▶ Exercise task
Copy each line holding the string "FXCM".

[BEGIN Input data]

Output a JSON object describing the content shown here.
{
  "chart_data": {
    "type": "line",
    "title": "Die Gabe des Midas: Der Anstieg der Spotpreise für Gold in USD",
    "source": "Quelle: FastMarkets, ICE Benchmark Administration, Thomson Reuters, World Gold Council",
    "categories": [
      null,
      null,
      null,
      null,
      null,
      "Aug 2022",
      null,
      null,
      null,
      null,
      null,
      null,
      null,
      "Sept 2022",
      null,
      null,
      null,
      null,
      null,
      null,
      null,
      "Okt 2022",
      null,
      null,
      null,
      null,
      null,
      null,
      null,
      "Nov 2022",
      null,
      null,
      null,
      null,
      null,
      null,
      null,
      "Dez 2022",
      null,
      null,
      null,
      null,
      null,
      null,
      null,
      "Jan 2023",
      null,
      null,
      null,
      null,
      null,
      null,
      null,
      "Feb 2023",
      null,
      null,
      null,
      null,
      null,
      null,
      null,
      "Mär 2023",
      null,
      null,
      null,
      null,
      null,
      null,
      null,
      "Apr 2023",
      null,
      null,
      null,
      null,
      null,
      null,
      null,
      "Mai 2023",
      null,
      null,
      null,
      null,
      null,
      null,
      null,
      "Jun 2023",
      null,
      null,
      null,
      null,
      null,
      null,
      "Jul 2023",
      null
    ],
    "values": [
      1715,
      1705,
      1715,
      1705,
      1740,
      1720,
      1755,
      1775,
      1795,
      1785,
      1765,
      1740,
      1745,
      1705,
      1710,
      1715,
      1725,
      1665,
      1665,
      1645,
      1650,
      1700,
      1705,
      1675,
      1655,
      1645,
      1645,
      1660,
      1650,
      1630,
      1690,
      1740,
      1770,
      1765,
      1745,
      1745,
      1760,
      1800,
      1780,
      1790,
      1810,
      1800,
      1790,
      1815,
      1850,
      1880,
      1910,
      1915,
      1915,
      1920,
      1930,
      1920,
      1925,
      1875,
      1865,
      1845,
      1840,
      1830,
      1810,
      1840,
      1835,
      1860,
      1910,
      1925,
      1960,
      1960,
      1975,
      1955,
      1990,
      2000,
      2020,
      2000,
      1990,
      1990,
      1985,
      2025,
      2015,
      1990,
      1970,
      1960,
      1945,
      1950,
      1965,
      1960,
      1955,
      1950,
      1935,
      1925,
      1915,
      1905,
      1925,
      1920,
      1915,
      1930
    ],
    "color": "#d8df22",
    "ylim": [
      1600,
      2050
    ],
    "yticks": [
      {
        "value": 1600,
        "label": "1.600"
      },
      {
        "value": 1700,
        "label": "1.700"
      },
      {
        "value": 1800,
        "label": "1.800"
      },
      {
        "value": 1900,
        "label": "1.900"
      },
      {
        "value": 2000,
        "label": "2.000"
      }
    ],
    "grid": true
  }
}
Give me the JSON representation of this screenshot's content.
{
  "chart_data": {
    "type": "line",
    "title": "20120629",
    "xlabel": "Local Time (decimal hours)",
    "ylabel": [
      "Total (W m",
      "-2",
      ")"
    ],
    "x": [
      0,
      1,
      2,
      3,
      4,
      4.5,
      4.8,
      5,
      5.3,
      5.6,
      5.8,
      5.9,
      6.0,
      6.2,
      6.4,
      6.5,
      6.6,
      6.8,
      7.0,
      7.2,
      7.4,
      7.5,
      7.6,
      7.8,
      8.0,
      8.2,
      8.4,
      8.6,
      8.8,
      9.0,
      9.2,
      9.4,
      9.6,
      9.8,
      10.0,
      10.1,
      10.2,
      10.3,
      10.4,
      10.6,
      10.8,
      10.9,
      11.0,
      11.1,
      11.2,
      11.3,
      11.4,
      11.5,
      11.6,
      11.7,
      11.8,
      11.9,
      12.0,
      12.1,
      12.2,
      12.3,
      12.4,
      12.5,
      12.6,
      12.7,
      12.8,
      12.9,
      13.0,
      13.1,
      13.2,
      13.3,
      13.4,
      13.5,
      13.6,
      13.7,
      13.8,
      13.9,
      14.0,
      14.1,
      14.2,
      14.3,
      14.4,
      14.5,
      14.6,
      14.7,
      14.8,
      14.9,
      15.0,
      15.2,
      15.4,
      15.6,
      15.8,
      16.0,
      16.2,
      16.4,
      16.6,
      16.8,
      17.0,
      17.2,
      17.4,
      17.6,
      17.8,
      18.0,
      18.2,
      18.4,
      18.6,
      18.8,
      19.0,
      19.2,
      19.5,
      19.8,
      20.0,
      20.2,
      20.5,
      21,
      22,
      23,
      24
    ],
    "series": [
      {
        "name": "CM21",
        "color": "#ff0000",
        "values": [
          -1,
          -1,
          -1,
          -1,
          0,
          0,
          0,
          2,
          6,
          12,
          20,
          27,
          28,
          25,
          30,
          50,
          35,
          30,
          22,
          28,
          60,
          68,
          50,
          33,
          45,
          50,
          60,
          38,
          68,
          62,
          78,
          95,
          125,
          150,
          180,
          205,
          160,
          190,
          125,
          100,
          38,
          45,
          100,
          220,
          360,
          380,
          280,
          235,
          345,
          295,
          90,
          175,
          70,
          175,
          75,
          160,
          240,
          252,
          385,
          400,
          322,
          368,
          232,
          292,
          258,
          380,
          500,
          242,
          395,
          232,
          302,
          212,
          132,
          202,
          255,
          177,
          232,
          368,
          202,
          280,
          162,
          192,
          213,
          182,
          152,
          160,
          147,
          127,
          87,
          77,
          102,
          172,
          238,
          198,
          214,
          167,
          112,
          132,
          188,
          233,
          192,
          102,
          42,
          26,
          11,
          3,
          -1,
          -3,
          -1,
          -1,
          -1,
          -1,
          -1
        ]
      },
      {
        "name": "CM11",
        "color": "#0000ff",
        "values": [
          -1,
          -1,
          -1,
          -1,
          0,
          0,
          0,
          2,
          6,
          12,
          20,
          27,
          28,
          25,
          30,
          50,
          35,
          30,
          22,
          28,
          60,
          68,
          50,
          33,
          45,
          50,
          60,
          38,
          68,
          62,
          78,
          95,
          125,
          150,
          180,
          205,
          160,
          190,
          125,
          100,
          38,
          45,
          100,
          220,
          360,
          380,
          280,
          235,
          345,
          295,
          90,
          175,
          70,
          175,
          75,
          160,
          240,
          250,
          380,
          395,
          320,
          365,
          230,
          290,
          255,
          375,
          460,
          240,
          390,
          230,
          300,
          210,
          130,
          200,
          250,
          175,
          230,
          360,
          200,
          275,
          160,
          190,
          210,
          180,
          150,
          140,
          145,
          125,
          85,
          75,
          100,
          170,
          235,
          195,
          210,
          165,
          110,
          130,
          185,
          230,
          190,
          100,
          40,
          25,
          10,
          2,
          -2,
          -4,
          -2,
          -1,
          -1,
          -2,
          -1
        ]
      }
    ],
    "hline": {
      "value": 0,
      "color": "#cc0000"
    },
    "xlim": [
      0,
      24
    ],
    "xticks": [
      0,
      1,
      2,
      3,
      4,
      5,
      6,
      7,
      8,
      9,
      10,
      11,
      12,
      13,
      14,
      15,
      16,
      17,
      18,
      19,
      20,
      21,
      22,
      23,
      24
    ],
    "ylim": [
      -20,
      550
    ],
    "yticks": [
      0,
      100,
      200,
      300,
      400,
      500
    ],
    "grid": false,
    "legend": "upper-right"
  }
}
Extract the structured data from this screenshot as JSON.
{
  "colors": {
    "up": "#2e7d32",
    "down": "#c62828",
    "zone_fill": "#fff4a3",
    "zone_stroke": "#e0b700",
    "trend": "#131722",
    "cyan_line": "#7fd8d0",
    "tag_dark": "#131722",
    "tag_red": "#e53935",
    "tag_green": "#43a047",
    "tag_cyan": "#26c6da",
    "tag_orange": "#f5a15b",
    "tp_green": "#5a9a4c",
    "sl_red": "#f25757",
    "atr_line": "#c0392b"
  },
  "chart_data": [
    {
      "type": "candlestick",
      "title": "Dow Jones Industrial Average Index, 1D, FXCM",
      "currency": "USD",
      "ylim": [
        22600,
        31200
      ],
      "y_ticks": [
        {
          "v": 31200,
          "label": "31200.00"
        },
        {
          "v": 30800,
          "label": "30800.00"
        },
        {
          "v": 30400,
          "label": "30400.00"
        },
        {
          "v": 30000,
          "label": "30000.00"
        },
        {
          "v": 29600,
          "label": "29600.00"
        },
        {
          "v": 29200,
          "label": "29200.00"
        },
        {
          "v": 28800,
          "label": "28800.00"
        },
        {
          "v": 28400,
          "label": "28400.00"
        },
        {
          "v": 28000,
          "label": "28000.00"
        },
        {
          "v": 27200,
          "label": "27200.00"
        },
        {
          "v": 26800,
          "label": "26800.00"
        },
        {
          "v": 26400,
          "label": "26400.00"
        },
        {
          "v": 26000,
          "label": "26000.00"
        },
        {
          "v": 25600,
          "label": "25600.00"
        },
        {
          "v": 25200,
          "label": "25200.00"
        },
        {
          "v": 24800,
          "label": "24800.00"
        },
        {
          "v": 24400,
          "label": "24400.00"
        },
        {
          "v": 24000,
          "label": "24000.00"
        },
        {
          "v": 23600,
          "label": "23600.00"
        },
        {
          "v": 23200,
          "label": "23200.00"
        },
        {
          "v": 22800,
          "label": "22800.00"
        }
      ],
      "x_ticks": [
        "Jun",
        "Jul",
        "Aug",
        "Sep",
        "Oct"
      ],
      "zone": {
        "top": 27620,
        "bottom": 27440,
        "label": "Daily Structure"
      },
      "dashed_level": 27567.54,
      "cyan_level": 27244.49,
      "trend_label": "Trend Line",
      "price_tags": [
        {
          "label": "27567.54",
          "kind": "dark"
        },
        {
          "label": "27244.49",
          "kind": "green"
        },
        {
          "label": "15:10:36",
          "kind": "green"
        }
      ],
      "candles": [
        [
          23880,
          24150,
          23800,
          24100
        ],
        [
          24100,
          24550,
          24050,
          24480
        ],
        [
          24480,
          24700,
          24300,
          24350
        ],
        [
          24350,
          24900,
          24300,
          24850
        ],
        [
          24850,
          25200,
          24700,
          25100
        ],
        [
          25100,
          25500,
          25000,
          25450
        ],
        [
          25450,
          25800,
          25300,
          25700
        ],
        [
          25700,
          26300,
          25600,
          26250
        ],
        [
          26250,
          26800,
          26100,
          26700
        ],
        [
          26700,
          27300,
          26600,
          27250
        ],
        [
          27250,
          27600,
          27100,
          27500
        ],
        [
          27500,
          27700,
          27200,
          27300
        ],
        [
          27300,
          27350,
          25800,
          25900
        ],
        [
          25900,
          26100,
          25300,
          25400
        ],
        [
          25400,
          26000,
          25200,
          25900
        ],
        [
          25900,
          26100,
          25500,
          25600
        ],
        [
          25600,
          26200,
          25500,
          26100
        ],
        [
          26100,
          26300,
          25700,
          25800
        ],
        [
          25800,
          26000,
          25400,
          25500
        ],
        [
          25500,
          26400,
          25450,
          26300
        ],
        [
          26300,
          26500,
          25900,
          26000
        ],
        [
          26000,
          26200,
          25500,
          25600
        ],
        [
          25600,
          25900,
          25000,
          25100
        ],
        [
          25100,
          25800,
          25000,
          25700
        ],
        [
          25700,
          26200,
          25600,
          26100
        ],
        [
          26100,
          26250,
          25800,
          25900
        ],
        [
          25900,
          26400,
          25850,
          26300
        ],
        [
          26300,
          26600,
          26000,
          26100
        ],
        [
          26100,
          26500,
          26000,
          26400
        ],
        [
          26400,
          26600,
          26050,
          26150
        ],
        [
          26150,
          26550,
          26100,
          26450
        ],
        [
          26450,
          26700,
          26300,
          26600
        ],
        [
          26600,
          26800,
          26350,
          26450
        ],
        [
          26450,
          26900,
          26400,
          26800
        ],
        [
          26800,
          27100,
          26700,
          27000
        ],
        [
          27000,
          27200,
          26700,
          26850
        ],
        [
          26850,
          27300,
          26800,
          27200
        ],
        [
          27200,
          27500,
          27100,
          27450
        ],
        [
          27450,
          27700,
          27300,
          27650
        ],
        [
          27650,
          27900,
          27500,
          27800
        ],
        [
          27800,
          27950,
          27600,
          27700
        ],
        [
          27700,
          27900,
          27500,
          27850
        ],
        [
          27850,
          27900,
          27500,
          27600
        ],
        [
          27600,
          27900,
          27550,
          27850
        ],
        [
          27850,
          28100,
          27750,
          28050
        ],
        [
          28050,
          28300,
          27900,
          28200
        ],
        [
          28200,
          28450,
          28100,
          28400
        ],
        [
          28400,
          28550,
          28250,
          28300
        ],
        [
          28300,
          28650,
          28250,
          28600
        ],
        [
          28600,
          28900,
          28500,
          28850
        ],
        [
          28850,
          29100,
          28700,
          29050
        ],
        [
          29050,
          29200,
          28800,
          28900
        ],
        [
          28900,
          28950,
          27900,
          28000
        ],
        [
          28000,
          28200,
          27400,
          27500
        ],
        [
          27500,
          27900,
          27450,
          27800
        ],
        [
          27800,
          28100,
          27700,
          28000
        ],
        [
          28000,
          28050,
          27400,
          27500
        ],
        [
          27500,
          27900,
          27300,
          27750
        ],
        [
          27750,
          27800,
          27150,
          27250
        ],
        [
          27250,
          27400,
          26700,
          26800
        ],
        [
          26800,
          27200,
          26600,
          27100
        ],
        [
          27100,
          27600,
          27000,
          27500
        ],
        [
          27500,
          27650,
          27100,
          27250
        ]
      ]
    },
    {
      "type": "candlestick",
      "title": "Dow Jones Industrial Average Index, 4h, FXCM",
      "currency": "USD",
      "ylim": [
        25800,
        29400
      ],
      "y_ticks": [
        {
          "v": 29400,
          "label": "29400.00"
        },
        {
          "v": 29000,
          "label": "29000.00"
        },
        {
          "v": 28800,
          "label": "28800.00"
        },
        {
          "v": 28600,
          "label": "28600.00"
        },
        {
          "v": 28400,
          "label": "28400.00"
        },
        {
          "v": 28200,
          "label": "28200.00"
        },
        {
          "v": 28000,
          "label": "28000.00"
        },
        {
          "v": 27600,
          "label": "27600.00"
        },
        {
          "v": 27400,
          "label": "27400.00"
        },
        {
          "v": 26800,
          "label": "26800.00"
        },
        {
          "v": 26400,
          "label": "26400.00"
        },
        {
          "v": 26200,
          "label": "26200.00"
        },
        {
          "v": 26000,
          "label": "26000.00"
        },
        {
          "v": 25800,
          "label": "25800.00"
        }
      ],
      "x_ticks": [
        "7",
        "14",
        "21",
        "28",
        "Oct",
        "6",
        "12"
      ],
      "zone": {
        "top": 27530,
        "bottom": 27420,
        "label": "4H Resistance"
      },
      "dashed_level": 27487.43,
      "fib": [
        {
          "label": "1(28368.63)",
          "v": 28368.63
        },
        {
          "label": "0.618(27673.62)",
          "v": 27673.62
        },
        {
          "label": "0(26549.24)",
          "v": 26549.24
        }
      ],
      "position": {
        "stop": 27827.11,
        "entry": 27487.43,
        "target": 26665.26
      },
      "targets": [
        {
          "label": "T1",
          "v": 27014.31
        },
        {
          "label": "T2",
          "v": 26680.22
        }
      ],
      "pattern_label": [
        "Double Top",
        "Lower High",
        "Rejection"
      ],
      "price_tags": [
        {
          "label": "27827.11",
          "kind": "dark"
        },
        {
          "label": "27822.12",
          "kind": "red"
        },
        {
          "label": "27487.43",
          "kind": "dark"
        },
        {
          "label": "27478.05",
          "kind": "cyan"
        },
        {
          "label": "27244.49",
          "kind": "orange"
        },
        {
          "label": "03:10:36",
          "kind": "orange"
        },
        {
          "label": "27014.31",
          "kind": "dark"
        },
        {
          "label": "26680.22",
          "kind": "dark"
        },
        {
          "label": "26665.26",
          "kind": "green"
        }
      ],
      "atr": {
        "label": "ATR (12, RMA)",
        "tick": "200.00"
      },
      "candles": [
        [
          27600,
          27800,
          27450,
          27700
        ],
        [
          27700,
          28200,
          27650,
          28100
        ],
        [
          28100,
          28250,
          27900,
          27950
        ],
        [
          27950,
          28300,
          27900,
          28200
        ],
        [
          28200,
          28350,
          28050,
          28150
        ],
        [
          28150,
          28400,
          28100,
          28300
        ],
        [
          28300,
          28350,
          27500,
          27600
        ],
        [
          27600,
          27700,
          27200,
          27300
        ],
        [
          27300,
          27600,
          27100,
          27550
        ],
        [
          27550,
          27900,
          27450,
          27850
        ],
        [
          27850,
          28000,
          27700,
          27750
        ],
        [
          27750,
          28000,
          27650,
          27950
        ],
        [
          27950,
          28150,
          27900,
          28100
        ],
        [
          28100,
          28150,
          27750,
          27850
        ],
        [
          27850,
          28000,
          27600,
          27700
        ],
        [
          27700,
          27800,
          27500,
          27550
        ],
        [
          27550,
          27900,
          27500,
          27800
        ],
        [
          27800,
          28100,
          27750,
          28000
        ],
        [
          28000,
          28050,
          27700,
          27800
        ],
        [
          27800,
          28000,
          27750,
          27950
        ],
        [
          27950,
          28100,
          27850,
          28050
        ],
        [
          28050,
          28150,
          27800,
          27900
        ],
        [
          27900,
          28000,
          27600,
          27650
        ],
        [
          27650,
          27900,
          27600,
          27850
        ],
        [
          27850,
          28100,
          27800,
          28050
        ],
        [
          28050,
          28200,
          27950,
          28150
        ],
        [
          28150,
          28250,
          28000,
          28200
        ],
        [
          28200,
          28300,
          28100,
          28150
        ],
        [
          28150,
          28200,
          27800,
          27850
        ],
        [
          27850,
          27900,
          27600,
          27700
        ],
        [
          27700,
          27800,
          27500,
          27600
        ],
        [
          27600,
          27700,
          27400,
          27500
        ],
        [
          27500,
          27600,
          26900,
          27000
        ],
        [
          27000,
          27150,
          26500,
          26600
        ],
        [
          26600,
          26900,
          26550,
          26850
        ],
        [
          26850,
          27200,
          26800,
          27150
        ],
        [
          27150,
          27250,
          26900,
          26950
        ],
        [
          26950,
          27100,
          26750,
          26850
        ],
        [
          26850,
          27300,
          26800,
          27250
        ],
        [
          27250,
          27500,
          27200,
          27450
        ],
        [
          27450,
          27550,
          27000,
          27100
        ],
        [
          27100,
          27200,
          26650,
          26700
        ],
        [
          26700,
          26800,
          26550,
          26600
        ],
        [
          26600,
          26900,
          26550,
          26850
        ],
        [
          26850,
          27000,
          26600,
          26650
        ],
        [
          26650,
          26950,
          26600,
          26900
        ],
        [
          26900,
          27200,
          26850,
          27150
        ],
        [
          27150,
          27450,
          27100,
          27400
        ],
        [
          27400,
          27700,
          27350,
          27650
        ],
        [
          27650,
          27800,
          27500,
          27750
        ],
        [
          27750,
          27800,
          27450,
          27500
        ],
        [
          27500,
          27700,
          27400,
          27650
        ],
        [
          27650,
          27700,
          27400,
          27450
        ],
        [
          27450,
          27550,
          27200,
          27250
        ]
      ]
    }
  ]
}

[END Input data]

▶ Output for this exercise
      "title": "Dow Jones Industrial Average Index, 1D, FXCM",
      "title": "Dow Jones Industrial Average Index, 4h, FXCM",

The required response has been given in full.